TASKS TO COMPLETE
#1 In the article on the Live-in Caregiver Program, rewrite the part that begins with "Within the past" and ends with "a situation maintained?", swapping "caregivers" for "nannies".
#2 According to the article on the Live-in Caregiver Program, women from which two countries did Canada allow to enter in 1911?
#3 Continue the article on the Live-in Caregiver Program from its final sentence.

-------- EXTRACT TO READ

The Live-in Caregiver Program (LCP): An Ever-Changing Trap

Petronila Cleto – BASICS #17 (Jan/Feb 2010)

Are the Canadian political and legal systems truly democratic enough to create appropriate changes to the Live-in Caregiver Program (LCP), so that rights and welfare issues of the marginalized community of Filipino domestic workers can be justly resolved?

Within the past decade before December 2009, the answer has been a very dismal “no”. In Toronto, from 2001 to 2003, three caregivers were involved in court cases – two of them accused in criminal cases for allegedly sexually assaulting children in their care. They, and many others, have struggled to regain self-respect and reclaim hopes of justice and equality. They represent the precarious lives of caregivers on the fringes of society, although they work in its very heart – inside homes.

Why is such a situation maintained?

Scholarly studies and research reports show that changes in Canadian government policy around foreign domestic work have strongly served the government’s prevailing trade and investment interests in the source countries for domestic workers.

1890-1920s: Closely aligned to Great Britain’s global interests, Canada opened its doors to British domestic women workers, thus absorbing Britain’s problematic surplus of women’s labour.

1911: Canada allowed women from Jamaica and Barbados to enter, thus ensuring its preferential trade and investment position in the British Caribbean.

1947: After the calculation of economic benefits from their domestic work, Canada accepted women immigrants from Displaced Persons camps in Europe.

Domestic workers previously entered Canada as landed immigrants.  By the 1970s, “indentured” (live-in) domestic labour was already in place as a profitable economic arrangement. Also, by creating the point system for immigrants, the government could rule out the entry of immigrants unable to measure up to “education” and “skill”. It created a new program for non-immigrant “migrant workers” – where the points were lowered, drawing in women from “developing countries”. This effectively dropped domestic workers to a very low status and deprived them of several labour rights.

----------------
-------- RECORDS SUPPLIED

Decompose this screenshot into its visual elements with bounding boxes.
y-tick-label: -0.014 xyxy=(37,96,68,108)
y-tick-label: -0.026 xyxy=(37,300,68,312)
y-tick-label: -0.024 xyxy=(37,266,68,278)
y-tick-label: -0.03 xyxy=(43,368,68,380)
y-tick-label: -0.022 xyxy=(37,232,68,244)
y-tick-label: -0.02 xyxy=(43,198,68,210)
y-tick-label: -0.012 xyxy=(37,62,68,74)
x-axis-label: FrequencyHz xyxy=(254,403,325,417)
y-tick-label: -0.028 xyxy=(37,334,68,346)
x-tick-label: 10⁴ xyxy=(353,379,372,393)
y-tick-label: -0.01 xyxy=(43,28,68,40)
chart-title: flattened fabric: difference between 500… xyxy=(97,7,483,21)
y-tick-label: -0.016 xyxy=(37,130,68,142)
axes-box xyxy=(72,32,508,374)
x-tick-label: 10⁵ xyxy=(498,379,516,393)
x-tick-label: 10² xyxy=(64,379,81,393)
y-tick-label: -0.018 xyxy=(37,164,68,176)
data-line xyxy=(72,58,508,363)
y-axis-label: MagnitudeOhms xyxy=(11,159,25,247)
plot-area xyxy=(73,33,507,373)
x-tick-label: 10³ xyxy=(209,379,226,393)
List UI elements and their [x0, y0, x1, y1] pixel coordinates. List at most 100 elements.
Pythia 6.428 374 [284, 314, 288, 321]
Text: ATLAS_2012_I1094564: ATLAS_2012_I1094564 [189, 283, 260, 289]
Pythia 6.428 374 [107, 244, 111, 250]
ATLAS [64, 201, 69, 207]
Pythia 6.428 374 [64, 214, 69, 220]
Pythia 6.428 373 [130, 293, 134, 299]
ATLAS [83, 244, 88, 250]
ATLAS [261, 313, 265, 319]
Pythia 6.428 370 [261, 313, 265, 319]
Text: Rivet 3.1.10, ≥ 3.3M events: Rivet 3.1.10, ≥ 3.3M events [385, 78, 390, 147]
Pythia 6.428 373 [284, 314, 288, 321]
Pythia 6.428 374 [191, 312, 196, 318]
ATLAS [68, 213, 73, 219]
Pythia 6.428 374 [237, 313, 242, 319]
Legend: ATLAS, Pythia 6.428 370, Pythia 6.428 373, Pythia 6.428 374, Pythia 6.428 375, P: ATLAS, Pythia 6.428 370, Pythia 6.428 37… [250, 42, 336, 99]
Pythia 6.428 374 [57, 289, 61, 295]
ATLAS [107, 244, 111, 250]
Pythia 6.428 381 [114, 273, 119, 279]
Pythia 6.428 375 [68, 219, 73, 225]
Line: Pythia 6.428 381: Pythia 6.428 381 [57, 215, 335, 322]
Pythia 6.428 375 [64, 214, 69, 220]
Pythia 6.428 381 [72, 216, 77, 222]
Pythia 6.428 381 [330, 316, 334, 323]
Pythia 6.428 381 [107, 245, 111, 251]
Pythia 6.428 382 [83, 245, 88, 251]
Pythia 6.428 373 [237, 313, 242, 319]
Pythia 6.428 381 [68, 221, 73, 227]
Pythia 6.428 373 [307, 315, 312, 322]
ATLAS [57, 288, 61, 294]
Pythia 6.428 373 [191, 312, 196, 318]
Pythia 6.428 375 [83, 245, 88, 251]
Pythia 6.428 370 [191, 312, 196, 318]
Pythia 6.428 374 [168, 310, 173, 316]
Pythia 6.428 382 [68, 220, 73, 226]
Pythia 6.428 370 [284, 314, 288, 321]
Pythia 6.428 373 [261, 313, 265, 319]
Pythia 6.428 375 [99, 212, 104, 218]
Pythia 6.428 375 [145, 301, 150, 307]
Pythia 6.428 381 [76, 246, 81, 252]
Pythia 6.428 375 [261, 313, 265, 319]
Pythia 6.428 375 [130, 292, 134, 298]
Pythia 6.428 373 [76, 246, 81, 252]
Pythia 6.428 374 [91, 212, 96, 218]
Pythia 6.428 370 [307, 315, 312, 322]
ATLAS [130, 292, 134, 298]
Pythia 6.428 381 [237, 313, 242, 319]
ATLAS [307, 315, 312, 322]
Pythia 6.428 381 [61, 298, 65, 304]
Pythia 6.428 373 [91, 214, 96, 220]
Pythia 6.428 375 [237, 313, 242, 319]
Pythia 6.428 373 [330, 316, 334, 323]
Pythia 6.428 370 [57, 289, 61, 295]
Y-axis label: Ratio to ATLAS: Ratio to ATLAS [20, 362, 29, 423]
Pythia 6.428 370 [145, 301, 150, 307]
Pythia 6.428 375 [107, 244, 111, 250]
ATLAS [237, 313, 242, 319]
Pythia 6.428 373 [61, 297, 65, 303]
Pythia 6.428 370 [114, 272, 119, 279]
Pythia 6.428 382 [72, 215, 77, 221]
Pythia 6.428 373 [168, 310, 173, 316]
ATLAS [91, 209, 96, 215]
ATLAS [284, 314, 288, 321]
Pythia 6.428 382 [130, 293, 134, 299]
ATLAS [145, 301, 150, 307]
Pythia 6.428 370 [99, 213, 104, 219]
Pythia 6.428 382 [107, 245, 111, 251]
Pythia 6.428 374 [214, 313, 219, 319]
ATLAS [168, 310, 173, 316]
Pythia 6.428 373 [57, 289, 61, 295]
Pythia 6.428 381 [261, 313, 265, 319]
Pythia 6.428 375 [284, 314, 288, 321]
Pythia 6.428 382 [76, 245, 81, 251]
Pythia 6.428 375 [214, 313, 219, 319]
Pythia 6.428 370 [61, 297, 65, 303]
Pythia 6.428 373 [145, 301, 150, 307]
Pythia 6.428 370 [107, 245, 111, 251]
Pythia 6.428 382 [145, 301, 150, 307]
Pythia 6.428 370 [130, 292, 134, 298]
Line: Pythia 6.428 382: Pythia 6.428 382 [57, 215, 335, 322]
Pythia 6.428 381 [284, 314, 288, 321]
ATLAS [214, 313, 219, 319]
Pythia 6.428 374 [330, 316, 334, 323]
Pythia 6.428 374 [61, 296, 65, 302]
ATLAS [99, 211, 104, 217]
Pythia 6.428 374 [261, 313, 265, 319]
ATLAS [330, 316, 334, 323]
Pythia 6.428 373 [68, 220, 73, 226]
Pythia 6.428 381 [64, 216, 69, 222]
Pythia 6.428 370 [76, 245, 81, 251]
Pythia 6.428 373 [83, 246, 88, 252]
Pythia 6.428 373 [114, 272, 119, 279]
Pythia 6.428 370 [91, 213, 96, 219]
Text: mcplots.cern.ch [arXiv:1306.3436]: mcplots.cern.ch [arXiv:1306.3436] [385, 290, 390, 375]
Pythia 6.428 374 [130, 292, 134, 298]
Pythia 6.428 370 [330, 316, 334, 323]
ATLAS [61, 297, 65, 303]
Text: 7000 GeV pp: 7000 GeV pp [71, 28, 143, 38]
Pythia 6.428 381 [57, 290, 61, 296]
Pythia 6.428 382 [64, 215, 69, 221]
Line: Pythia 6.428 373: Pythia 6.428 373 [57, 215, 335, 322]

----------------

ANSWERS FOR EACH ITEM
#1
Within the past decade before December 2009, the answer has been a very dismal “no”. In Toronto, from 2001 to 2003, three nannies were involved in court cases – two of them accused in criminal cases for allegedly sexually assaulting children in their care. They, and many others, have struggled to regain self-respect and reclaim hopes of justice and equality. They represent the precarious lives of nannies on the fringes of society, although they work in its very heart – inside homes.

Why is such a situation maintained?

#2 Jamaica and Barbados.

#3
At the very same time in the 1970s, the Philippine government was in an economic crisis, riddled with unemployment and a severe lack of jobs. Aside from taking IMF-World Bank loans, it declared a “temporary policy” of sending “migrant workers” to foreign countries. It began sending women to Canada as workers under the Foreign Domestic Program. As IMF/World Bank-imposed deregulation, privatization and liberalization resulted in ever-increasing economic chaos, the ailing economy had to be buoyed up by migrant work. Meanwhile, large foreign corporations, including Canadian mining companies, have entered the country to build up fully repatriatable profit based on cheap labour and natural resources. Thus, the export of labour was established as government’s Labour Export Policy, and became the country’s top industry.

Organized protest and community action, led by the highly-aware Filipino community in Ontario and other parts of Canada, have created continued pressure for change in the LCP for the past two decades. Progressive organizations have time and again consulted with caregivers, and recently sent recommendations to politicians and to Parliament, including a specific recommendation to eliminate the requirement for a second medical exam in a caregiver’s application for permanent residency (campaigned for by caregiver Juana Tejada, then dying of cancer). On December 10, 2009, the Filipino community celebrated the passage of the Juana Tejada Law, as well as that of other new regulations in the LCP – notably, the extension of the allowable period in which to complete the 2-year live-in requirement and successfully apply for permanent residency, which was changed to 4 years.

An image from the funeral of Juana Tejada (b.1969- d.2009), the Filipina live-in caregiver who fought to change the Live-In Caregiver Program in Canada.

LCP workers may be special because they may become permanent residents, but they are, like many from developing countries, Temporary and Low-Skilled Foreign Workers. For all, more challenges lie ahead. The hiring trend in Ontario today is bleak, as more Filipino migrant workers are hired as contract workers in construction companies or on farms. In Alberta, they have contracts in restaurant service. New laws are forbidding. For one, a migrant worker can work on contracts for only 4 years, after which they have to be absent from Canada for 6 years, before they can return to work for another 4 years. If a worker’s contract is prematurely terminated, that puts the worker back into a precarious life.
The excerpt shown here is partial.